Stored data entries
-=-=-=-=-

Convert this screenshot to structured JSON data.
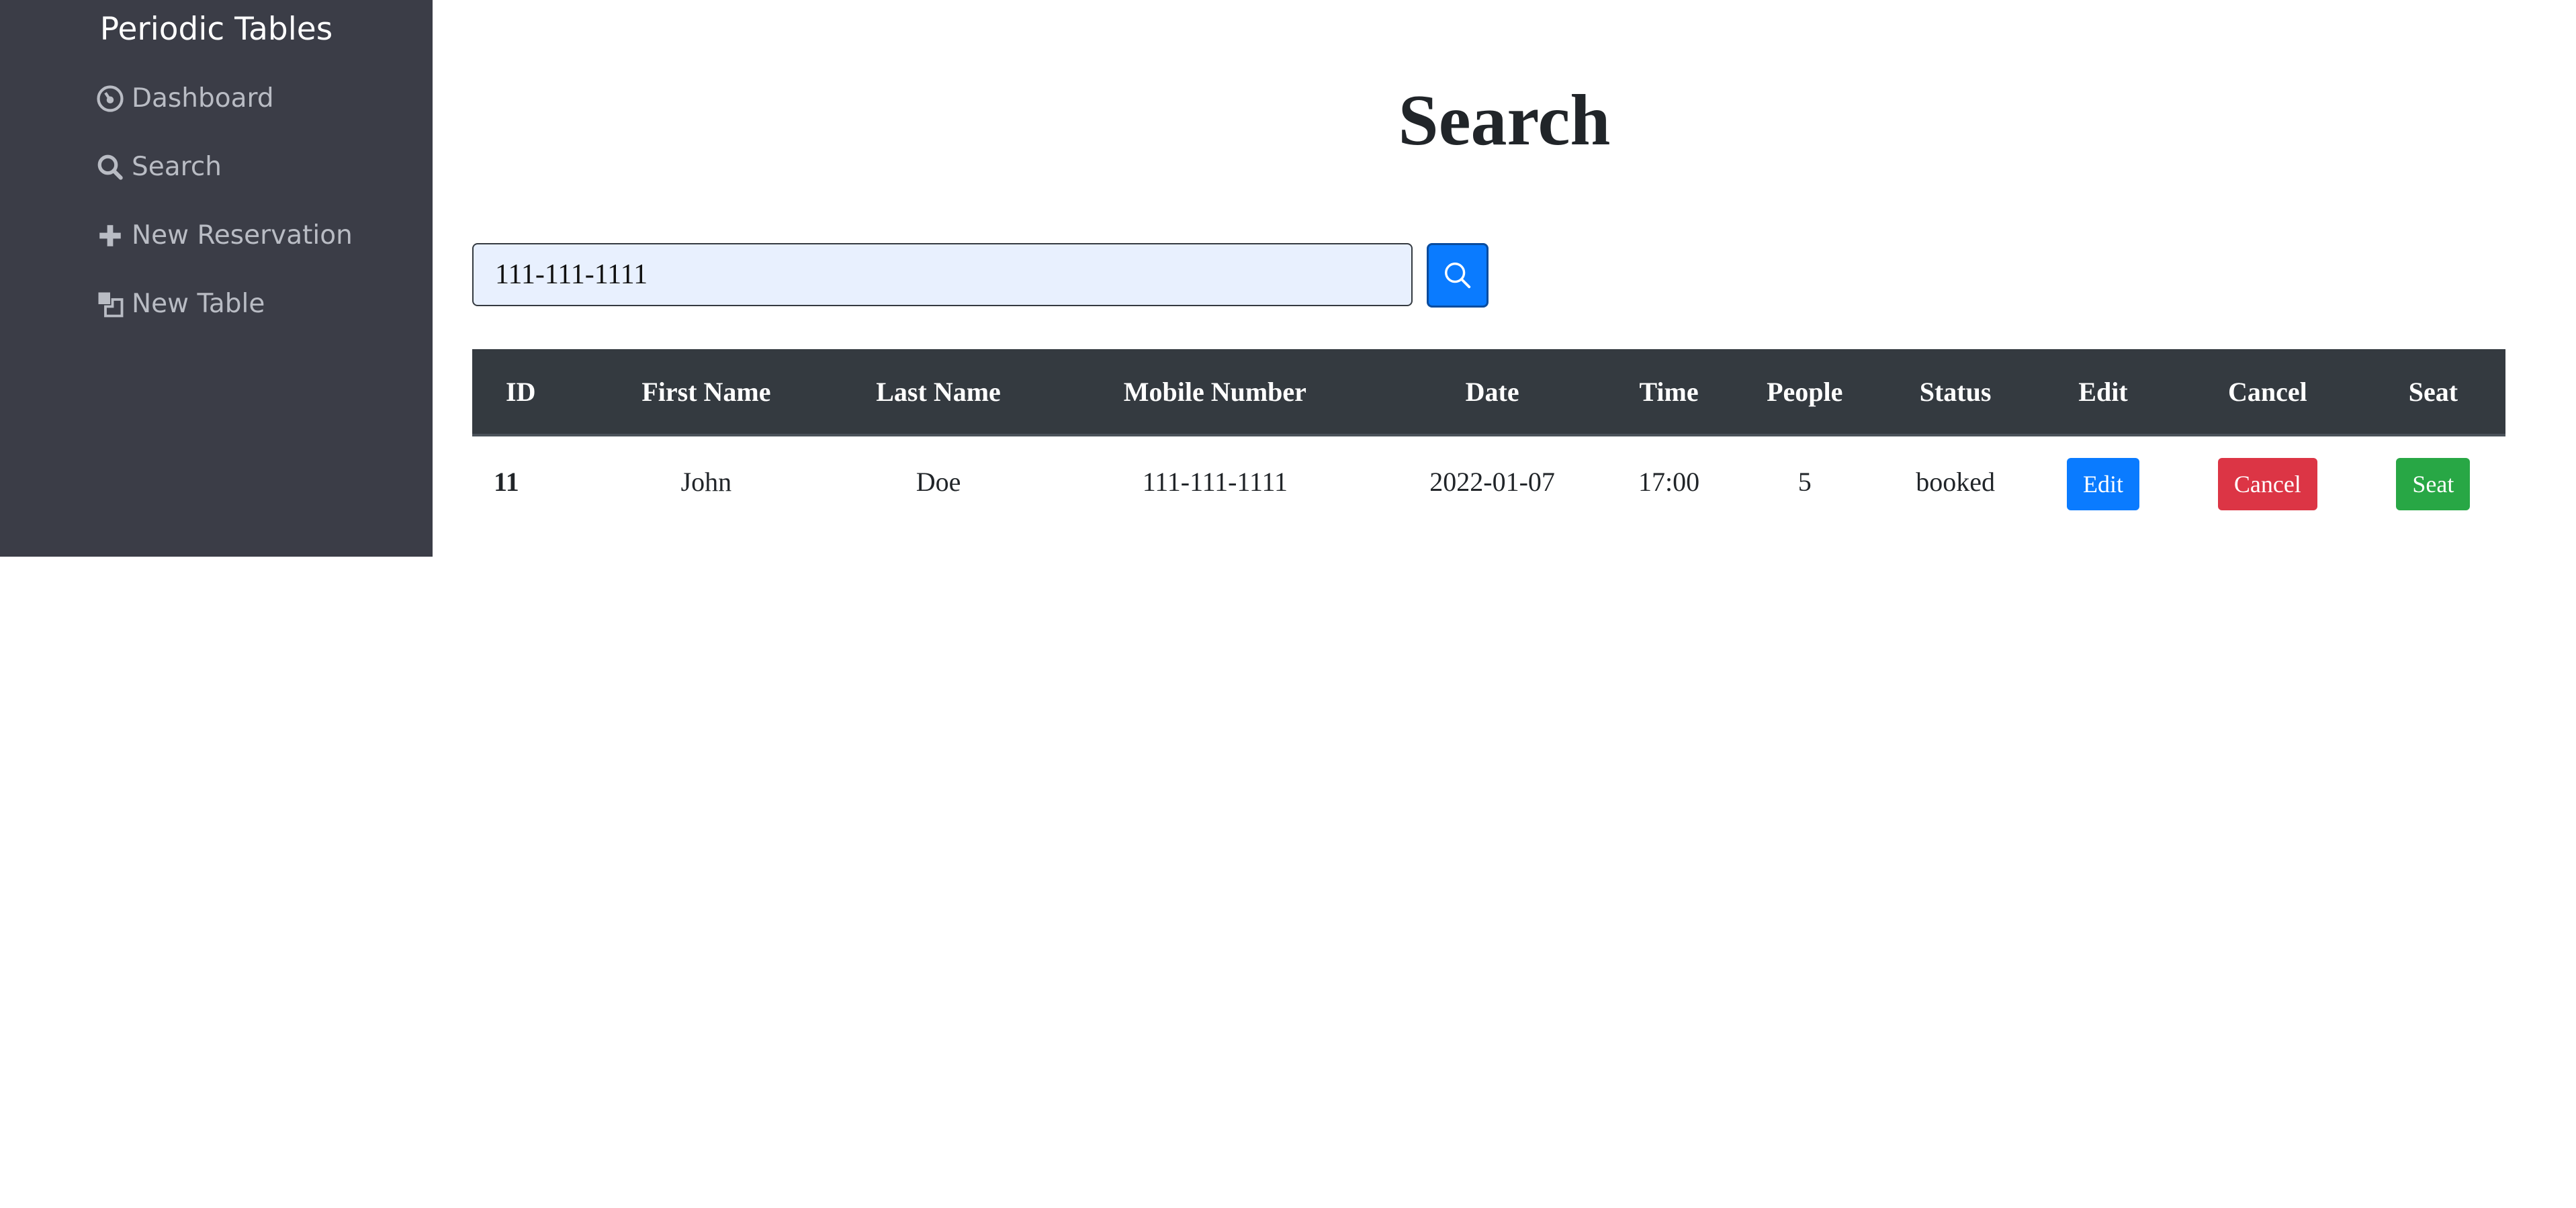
{
  "sidebar": {
    "brand": "Periodic Tables",
    "items": [
      {
        "label": "Dashboard",
        "icon": "dashboard-icon"
      },
      {
        "label": "Search",
        "icon": "search-icon"
      },
      {
        "label": "New Reservation",
        "icon": "plus-icon"
      },
      {
        "label": "New Table",
        "icon": "new-table-icon"
      }
    ]
  },
  "main": {
    "title": "Search",
    "search": {
      "value": "111-111-1111",
      "button_icon": "search-icon"
    },
    "table": {
      "headers": [
        "ID",
        "First Name",
        "Last Name",
        "Mobile Number",
        "Date",
        "Time",
        "People",
        "Status",
        "Edit",
        "Cancel",
        "Seat"
      ],
      "rows": [
        {
          "id": "11",
          "first_name": "John",
          "last_name": "Doe",
          "mobile_number": "111-111-1111",
          "date": "2022-01-07",
          "time": "17:00",
          "people": "5",
          "status": "booked",
          "edit_label": "Edit",
          "cancel_label": "Cancel",
          "seat_label": "Seat"
        }
      ]
    }
  },
  "colors": {
    "sidebar_bg": "#3b3d47",
    "table_header_bg": "#343a40",
    "primary": "#0a7bff",
    "danger": "#dc3545",
    "success": "#28a745"
  }
}
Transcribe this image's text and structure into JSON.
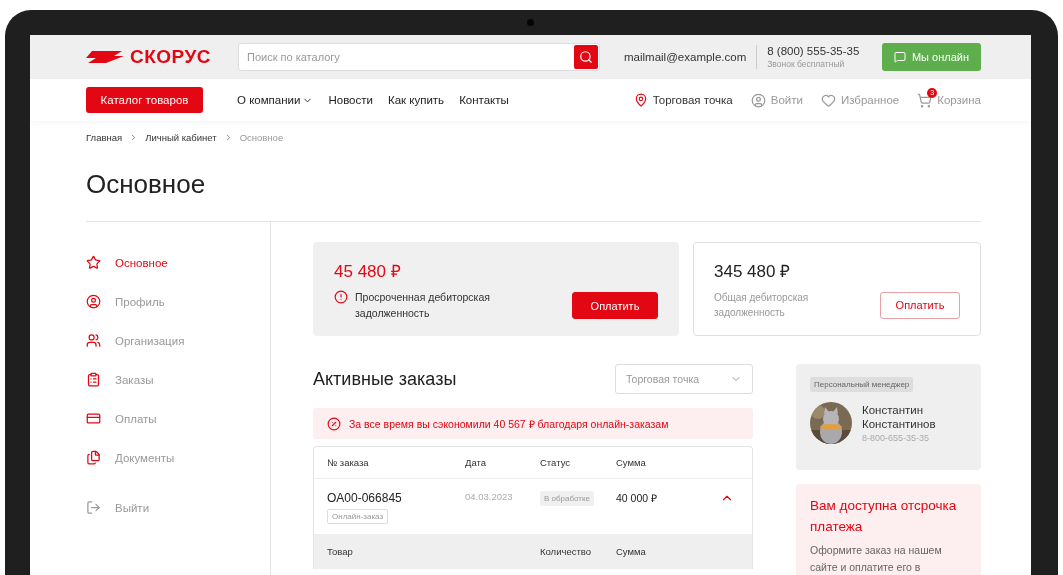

-=-=-=-=-

EXERCISE AIM:
Transcribe the whole listing, character for character, but not its images.

THE ANSWER:
Convert this screenshot to structured JSON data.
{
  "sidebar": {
    "brand": "Periodic Tables",
    "items": [
      {
        "label": "Dashboard",
        "icon": "dashboard-icon"
      },
      {
        "label": "Search",
        "icon": "search-icon"
      },
      {
        "label": "New Reservation",
        "icon": "plus-icon"
      },
      {
        "label": "New Table",
        "icon": "new-table-icon"
      }
    ]
  },
  "main": {
    "title": "Search",
    "search": {
      "value": "111-111-1111",
      "button_icon": "search-icon"
    },
    "table": {
      "headers": [
        "ID",
        "First Name",
        "Last Name",
        "Mobile Number",
        "Date",
        "Time",
        "People",
        "Status",
        "Edit",
        "Cancel",
        "Seat"
      ],
      "rows": [
        {
          "id": "11",
          "first_name": "John",
          "last_name": "Doe",
          "mobile_number": "111-111-1111",
          "date": "2022-01-07",
          "time": "17:00",
          "people": "5",
          "status": "booked",
          "edit_label": "Edit",
          "cancel_label": "Cancel",
          "seat_label": "Seat"
        }
      ]
    }
  },
  "colors": {
    "sidebar_bg": "#3b3d47",
    "table_header_bg": "#343a40",
    "primary": "#0a7bff",
    "danger": "#dc3545",
    "success": "#28a745"
  }
}
Transcribe this image's text and structure into JSON.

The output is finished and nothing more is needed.